Data listing:
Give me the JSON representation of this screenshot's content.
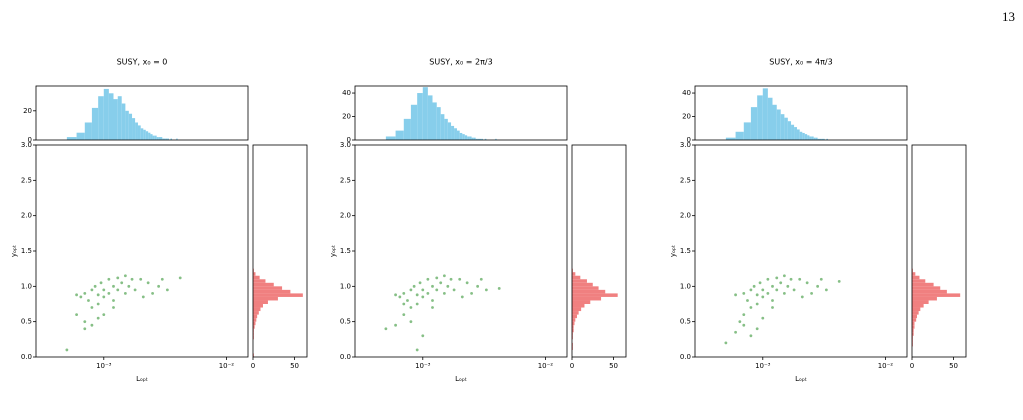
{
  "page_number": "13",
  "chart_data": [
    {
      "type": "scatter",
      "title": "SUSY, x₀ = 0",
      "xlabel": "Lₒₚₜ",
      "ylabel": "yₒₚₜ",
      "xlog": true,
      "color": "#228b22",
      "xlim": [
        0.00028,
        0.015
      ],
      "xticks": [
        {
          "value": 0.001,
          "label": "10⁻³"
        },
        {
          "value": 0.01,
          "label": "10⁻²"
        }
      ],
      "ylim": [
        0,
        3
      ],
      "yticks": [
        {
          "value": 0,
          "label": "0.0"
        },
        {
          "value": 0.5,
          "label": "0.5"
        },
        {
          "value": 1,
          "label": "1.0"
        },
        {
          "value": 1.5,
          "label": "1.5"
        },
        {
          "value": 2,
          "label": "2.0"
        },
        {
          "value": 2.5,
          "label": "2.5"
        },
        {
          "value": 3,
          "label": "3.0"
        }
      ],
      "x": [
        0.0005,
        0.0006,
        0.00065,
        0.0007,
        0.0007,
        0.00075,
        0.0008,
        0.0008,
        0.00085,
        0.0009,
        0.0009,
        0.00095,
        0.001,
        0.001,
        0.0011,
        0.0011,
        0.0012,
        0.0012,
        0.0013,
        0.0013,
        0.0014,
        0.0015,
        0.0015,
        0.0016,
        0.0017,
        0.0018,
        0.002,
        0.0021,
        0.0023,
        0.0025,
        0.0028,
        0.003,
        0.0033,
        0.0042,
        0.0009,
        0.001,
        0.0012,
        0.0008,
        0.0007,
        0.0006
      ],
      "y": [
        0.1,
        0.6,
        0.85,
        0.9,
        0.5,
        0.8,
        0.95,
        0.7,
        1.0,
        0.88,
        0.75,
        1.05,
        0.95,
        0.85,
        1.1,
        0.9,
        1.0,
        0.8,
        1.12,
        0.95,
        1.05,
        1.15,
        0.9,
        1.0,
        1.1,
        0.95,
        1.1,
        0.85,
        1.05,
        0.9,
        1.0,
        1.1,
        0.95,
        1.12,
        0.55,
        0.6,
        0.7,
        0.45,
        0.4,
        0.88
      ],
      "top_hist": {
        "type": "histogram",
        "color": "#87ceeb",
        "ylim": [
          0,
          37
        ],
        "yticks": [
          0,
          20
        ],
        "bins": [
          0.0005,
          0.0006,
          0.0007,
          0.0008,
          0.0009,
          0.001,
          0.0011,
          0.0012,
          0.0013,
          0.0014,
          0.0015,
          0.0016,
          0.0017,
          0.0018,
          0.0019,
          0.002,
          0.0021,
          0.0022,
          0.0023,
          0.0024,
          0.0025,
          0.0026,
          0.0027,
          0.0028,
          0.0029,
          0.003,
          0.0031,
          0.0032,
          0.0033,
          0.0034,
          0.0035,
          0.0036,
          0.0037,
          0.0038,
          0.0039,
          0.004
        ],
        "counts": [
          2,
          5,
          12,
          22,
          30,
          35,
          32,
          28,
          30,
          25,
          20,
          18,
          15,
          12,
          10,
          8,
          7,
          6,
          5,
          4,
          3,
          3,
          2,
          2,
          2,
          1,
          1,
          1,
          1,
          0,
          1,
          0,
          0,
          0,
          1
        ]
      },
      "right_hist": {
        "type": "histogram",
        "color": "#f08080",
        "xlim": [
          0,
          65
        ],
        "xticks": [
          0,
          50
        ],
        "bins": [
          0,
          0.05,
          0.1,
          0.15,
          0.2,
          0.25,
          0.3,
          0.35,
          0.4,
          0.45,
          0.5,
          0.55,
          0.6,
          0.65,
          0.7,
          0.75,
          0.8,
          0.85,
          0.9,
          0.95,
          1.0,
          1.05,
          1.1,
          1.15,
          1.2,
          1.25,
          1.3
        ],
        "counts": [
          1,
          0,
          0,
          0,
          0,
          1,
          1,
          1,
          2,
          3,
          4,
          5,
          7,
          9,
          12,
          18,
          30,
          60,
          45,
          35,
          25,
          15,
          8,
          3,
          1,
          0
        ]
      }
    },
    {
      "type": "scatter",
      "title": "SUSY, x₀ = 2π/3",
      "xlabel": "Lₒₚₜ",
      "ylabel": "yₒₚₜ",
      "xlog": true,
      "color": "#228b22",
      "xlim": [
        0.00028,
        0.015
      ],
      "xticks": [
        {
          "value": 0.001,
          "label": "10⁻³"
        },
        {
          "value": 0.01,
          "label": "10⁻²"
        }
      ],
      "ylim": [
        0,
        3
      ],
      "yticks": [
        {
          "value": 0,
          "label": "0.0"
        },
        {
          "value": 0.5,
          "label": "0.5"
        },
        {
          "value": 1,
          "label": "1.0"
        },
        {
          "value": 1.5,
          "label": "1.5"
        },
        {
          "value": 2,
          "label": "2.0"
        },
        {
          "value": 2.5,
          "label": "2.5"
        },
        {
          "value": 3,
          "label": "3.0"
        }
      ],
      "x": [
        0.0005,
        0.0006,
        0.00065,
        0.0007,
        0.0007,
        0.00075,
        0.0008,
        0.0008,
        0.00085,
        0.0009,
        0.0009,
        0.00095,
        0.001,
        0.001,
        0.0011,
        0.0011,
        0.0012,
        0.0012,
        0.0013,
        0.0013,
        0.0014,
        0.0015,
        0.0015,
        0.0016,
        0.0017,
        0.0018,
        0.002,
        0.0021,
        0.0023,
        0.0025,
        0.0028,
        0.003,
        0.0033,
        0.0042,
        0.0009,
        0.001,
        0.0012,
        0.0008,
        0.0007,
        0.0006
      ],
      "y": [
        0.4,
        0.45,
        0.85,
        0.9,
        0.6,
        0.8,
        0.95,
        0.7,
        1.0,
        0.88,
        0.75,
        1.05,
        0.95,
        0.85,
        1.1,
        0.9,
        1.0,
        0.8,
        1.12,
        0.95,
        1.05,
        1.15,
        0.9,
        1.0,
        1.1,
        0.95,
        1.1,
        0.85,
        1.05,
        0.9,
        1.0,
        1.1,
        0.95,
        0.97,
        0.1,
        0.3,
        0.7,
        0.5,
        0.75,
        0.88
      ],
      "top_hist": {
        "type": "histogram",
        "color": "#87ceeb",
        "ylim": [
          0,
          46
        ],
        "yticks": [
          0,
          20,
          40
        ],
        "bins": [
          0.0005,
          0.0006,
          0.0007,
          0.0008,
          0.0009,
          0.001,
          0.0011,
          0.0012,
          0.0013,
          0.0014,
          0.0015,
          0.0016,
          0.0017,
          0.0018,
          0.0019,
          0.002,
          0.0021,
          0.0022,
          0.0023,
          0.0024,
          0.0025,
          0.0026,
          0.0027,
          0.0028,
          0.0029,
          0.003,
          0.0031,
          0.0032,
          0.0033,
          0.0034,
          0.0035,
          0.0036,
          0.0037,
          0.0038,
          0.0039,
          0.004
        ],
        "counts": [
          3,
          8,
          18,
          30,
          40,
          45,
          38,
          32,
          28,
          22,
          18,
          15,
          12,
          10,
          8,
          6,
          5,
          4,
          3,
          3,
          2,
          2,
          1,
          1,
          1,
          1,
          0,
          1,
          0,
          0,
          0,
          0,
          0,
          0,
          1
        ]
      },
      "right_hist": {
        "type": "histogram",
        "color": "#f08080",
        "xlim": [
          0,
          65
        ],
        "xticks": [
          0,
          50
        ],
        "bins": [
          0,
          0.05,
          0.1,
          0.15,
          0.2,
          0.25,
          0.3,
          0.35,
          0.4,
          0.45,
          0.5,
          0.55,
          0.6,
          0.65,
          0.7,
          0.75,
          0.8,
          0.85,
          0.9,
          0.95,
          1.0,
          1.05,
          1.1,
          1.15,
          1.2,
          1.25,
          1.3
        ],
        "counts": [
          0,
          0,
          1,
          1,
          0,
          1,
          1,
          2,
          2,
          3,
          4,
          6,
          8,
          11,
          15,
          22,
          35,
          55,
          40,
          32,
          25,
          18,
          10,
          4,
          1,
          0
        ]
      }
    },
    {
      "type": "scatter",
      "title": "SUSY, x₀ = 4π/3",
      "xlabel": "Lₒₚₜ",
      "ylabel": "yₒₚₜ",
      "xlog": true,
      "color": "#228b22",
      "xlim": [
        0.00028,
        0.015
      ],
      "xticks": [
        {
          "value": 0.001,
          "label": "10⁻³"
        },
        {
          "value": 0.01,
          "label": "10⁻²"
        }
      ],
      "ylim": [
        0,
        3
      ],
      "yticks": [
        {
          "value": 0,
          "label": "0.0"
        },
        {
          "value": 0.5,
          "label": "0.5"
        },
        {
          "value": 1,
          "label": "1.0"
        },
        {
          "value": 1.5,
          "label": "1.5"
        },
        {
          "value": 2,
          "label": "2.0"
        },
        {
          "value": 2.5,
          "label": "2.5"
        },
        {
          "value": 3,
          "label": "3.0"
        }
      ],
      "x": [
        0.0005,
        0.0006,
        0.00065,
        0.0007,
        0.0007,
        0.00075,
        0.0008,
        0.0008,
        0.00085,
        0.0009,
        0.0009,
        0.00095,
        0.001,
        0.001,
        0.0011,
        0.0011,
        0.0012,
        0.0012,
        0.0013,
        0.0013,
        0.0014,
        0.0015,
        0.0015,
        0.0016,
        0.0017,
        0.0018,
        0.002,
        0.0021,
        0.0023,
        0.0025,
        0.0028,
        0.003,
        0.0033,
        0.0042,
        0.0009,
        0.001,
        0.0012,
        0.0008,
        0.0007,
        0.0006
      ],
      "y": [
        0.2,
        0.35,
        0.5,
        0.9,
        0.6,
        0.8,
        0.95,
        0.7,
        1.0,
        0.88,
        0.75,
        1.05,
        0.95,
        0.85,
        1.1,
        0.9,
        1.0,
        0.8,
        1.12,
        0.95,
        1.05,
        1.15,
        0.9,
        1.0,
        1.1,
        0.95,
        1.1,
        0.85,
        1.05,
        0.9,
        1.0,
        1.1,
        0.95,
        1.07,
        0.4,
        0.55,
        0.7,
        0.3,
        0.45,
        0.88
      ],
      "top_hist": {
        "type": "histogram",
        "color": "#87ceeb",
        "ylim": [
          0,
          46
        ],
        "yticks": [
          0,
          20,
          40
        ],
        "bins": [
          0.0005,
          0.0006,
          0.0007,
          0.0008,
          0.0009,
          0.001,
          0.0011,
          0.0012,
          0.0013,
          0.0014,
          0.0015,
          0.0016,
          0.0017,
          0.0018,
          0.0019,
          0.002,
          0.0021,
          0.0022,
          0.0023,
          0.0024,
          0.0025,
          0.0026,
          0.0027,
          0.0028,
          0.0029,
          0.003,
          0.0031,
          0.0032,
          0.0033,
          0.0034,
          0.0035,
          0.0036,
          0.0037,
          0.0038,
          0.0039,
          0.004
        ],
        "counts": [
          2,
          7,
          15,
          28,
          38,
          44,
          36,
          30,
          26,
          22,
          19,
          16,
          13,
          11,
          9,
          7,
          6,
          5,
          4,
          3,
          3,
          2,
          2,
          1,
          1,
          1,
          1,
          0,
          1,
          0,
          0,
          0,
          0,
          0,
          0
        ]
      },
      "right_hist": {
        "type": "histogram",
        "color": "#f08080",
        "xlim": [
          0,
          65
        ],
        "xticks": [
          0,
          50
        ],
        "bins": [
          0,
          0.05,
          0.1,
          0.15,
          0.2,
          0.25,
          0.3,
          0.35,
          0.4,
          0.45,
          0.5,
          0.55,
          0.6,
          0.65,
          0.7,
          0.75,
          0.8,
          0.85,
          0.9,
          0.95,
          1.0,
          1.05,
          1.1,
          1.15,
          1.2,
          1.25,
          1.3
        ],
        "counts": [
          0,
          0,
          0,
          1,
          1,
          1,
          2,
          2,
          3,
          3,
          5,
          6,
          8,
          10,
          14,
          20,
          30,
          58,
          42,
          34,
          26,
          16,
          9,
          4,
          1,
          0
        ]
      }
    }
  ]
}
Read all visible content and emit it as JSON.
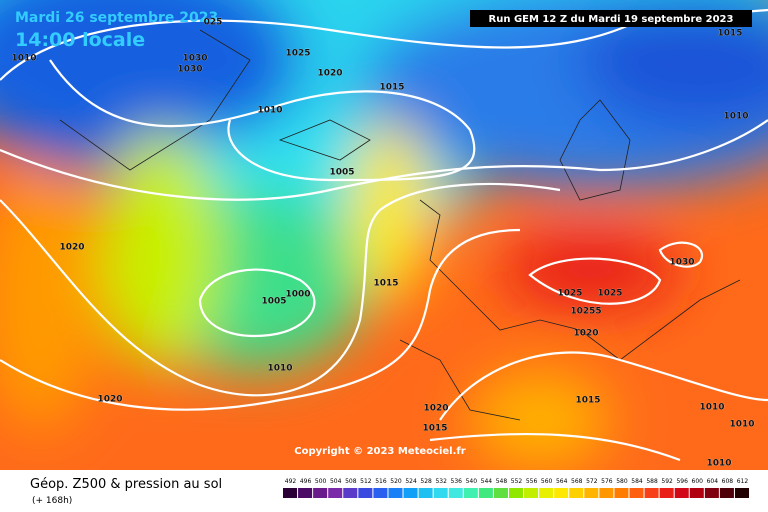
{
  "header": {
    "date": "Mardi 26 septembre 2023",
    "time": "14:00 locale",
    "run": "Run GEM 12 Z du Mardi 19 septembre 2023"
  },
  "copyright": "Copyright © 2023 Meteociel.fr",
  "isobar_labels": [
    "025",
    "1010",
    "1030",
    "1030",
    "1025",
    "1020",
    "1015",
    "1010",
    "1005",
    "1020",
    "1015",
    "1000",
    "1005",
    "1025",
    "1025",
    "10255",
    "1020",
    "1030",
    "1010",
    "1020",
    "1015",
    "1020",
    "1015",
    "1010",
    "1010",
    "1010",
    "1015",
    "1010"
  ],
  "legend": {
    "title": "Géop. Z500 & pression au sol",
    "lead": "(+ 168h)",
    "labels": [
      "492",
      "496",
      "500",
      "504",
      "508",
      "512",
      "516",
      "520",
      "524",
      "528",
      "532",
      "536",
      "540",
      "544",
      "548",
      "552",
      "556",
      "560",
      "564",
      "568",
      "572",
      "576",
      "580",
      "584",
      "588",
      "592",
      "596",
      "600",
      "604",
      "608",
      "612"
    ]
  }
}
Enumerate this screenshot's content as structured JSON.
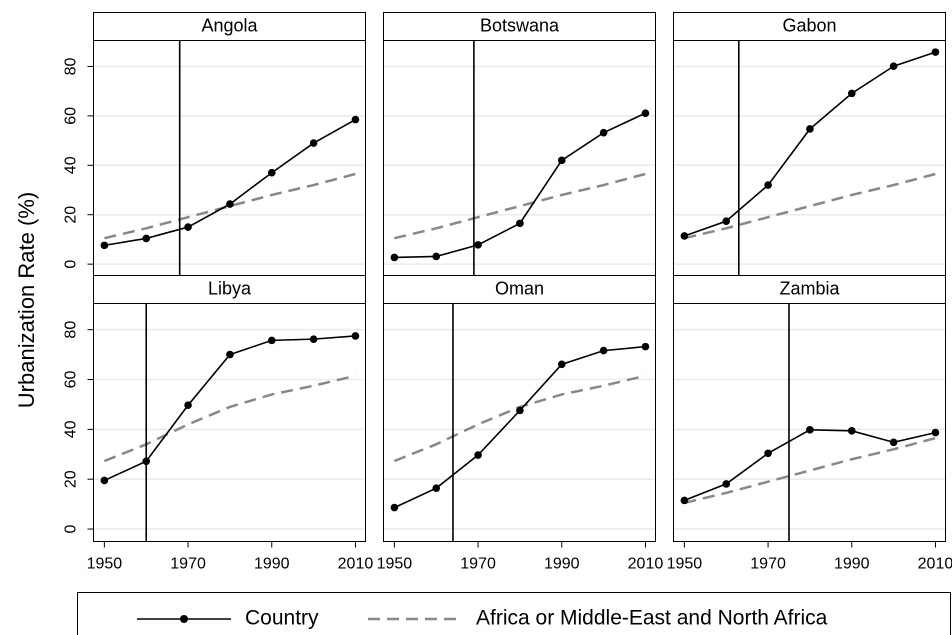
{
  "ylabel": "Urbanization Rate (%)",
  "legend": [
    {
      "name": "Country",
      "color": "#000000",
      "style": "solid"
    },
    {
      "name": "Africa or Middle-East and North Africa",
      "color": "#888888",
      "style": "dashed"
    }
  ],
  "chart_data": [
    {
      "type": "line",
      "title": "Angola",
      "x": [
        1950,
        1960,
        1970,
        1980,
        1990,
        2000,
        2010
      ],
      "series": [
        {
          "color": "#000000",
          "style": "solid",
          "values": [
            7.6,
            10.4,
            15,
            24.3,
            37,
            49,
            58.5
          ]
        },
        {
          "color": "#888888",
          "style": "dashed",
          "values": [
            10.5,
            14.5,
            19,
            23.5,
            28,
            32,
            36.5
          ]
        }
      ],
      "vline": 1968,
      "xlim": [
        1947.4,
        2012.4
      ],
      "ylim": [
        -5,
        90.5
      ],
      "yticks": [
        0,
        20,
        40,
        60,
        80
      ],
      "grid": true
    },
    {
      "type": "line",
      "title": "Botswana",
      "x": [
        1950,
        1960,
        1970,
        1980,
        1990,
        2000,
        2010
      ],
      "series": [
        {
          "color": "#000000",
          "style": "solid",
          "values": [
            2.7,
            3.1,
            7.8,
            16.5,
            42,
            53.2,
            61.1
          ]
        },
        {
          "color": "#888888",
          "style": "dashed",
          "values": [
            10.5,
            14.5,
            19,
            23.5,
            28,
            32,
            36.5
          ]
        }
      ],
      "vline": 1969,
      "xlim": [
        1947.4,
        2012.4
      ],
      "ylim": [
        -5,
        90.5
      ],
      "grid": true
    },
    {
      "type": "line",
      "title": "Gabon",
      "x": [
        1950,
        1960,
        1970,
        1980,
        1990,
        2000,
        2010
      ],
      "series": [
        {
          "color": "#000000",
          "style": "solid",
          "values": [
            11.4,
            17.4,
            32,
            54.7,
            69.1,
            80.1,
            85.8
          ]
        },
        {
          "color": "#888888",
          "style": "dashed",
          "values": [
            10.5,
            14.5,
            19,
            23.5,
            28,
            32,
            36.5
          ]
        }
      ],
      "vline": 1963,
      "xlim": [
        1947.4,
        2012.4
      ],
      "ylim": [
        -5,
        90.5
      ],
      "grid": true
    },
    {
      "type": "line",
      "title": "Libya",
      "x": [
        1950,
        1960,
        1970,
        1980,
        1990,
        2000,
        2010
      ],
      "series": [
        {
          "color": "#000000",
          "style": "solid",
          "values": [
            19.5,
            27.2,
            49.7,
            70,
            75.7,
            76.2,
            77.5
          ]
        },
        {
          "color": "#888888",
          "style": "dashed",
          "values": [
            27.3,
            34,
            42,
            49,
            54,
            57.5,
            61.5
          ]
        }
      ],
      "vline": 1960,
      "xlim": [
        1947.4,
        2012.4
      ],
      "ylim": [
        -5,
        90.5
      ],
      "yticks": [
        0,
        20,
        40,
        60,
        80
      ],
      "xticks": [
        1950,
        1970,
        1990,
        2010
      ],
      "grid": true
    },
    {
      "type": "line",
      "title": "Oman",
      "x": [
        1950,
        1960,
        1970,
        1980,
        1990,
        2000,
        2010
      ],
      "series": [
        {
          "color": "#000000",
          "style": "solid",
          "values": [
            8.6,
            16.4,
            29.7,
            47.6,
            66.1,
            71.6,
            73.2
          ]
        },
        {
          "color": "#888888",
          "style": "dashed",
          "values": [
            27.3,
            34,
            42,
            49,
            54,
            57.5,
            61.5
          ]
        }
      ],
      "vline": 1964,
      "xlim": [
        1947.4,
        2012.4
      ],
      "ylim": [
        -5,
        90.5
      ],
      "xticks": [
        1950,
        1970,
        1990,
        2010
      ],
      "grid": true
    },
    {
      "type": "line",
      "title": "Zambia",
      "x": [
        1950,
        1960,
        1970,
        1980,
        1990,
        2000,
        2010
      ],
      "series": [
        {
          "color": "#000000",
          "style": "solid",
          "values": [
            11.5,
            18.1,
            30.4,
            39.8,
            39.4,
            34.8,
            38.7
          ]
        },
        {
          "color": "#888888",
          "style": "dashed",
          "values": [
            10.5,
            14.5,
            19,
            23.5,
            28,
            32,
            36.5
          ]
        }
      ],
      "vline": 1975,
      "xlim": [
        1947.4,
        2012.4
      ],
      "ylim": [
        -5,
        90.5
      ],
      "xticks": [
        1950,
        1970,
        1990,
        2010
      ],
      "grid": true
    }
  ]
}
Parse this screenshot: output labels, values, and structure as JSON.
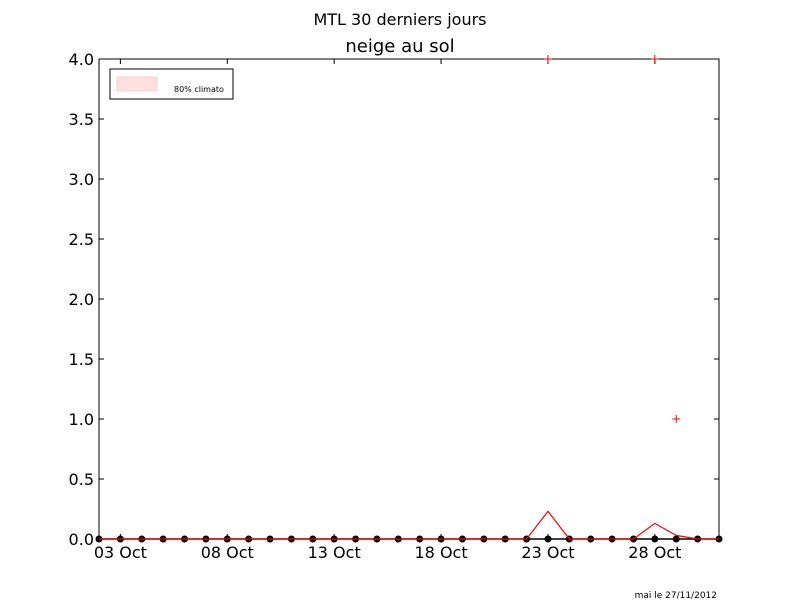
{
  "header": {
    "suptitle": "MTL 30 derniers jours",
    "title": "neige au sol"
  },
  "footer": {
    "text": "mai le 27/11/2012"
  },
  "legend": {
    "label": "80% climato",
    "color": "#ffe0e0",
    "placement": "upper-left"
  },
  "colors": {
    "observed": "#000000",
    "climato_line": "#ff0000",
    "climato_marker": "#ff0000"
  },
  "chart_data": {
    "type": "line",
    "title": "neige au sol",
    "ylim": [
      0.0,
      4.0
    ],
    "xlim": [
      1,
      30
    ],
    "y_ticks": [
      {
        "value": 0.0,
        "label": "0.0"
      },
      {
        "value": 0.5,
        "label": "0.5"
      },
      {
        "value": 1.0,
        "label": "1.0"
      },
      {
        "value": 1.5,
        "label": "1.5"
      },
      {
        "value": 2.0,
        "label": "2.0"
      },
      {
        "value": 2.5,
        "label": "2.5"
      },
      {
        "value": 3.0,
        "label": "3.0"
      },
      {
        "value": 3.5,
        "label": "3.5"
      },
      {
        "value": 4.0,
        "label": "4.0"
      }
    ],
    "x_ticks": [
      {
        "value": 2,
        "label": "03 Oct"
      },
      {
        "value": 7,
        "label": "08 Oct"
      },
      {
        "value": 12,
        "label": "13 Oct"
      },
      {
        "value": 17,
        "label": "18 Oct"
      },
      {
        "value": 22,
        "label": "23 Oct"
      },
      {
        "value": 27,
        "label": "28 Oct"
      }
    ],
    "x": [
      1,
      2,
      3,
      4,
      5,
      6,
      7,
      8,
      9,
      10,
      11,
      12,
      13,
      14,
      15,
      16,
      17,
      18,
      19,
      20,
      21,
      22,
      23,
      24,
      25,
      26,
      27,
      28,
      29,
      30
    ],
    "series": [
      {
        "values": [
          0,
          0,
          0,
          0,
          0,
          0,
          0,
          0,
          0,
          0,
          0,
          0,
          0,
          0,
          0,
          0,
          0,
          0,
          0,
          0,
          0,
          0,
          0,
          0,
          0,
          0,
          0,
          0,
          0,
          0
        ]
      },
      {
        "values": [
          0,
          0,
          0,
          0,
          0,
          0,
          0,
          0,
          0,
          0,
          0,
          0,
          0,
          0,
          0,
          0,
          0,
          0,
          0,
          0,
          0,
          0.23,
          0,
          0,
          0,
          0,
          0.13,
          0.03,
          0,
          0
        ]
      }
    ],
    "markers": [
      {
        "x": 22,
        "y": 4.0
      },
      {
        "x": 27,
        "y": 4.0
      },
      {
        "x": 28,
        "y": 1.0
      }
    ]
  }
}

→ **EXERCISE**:
Show the lines of the data that hold the word "septembre".

→ **WRITTEN REPLY**:
    "date": "Mardi 26 septembre 2023",
    "run": "Run GEM 12 Z du Mardi 19 septembre 2023"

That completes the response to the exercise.